> _SET EXERCISE_
Reproduce every record below exactly as it appears.
* start THE RECORDS *
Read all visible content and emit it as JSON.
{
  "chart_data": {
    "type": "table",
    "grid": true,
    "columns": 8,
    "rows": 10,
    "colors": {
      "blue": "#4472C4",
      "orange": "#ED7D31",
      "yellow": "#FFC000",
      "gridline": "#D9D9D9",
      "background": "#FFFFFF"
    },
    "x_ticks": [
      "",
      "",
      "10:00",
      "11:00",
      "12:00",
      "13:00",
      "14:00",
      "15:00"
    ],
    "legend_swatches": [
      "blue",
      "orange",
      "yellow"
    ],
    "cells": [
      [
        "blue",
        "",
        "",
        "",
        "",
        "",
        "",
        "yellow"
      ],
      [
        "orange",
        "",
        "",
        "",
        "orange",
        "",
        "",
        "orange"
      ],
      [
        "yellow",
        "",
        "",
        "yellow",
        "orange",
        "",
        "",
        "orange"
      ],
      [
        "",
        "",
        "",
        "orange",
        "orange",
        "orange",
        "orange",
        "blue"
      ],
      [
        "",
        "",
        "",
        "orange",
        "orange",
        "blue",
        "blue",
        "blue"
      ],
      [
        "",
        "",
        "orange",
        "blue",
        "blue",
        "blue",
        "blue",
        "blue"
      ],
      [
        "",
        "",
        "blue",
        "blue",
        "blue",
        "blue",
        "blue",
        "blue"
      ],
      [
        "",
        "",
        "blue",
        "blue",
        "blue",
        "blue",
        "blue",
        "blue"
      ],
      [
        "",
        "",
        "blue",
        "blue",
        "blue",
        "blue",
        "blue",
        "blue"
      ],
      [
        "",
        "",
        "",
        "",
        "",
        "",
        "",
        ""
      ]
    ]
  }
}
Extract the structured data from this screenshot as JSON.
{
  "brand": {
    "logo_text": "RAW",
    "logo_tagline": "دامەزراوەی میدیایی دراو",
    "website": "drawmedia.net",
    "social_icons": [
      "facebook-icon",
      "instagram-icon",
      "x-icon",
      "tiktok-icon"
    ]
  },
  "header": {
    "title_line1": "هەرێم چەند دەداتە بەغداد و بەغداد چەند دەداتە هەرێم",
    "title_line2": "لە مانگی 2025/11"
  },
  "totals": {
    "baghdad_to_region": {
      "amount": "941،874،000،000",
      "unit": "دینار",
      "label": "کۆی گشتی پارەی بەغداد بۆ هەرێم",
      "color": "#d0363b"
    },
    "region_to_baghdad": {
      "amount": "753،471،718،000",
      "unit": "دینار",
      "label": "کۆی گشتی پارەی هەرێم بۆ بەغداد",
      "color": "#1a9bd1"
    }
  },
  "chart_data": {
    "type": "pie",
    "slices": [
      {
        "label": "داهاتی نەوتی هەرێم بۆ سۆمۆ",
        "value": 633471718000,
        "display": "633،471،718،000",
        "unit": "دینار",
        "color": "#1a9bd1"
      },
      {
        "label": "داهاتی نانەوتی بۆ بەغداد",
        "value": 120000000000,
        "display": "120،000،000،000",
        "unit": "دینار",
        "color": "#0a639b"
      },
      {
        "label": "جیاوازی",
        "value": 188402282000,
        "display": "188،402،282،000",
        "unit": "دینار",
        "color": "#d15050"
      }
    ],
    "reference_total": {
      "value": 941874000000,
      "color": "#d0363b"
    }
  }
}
* end THE RECORDS *
> _WORKED ANSWER_
Read all visible content and emit it as JSON.
{
  "chart_data": {
    "type": "table",
    "grid": true,
    "columns": 8,
    "rows": 10,
    "colors": {
      "blue": "#4472C4",
      "orange": "#ED7D31",
      "yellow": "#FFC000",
      "gridline": "#D9D9D9",
      "background": "#FFFFFF"
    },
    "x_ticks": [
      "",
      "",
      "10:00",
      "11:00",
      "12:00",
      "13:00",
      "14:00",
      "15:00"
    ],
    "legend_swatches": [
      "blue",
      "orange",
      "yellow"
    ],
    "cells": [
      [
        "blue",
        "",
        "",
        "",
        "",
        "",
        "",
        "yellow"
      ],
      [
        "orange",
        "",
        "",
        "",
        "orange",
        "",
        "",
        "orange"
      ],
      [
        "yellow",
        "",
        "",
        "yellow",
        "orange",
        "",
        "",
        "orange"
      ],
      [
        "",
        "",
        "",
        "orange",
        "orange",
        "orange",
        "orange",
        "blue"
      ],
      [
        "",
        "",
        "",
        "orange",
        "orange",
        "blue",
        "blue",
        "blue"
      ],
      [
        "",
        "",
        "orange",
        "blue",
        "blue",
        "blue",
        "blue",
        "blue"
      ],
      [
        "",
        "",
        "blue",
        "blue",
        "blue",
        "blue",
        "blue",
        "blue"
      ],
      [
        "",
        "",
        "blue",
        "blue",
        "blue",
        "blue",
        "blue",
        "blue"
      ],
      [
        "",
        "",
        "blue",
        "blue",
        "blue",
        "blue",
        "blue",
        "blue"
      ],
      [
        "",
        "",
        "",
        "",
        "",
        "",
        "",
        ""
      ]
    ]
  }
}
Extract the structured data from this screenshot as JSON.
{
  "brand": {
    "logo_text": "RAW",
    "logo_tagline": "دامەزراوەی میدیایی دراو",
    "website": "drawmedia.net",
    "social_icons": [
      "facebook-icon",
      "instagram-icon",
      "x-icon",
      "tiktok-icon"
    ]
  },
  "header": {
    "title_line1": "هەرێم چەند دەداتە بەغداد و بەغداد چەند دەداتە هەرێم",
    "title_line2": "لە مانگی 2025/11"
  },
  "totals": {
    "baghdad_to_region": {
      "amount": "941،874،000،000",
      "unit": "دینار",
      "label": "کۆی گشتی پارەی بەغداد بۆ هەرێم",
      "color": "#d0363b"
    },
    "region_to_baghdad": {
      "amount": "753،471،718،000",
      "unit": "دینار",
      "label": "کۆی گشتی پارەی هەرێم بۆ بەغداد",
      "color": "#1a9bd1"
    }
  },
  "chart_data": {
    "type": "pie",
    "slices": [
      {
        "label": "داهاتی نەوتی هەرێم بۆ سۆمۆ",
        "value": 633471718000,
        "display": "633،471،718،000",
        "unit": "دینار",
        "color": "#1a9bd1"
      },
      {
        "label": "داهاتی نانەوتی بۆ بەغداد",
        "value": 120000000000,
        "display": "120،000،000،000",
        "unit": "دینار",
        "color": "#0a639b"
      },
      {
        "label": "جیاوازی",
        "value": 188402282000,
        "display": "188،402،282،000",
        "unit": "دینار",
        "color": "#d15050"
      }
    ],
    "reference_total": {
      "value": 941874000000,
      "color": "#d0363b"
    }
  }
}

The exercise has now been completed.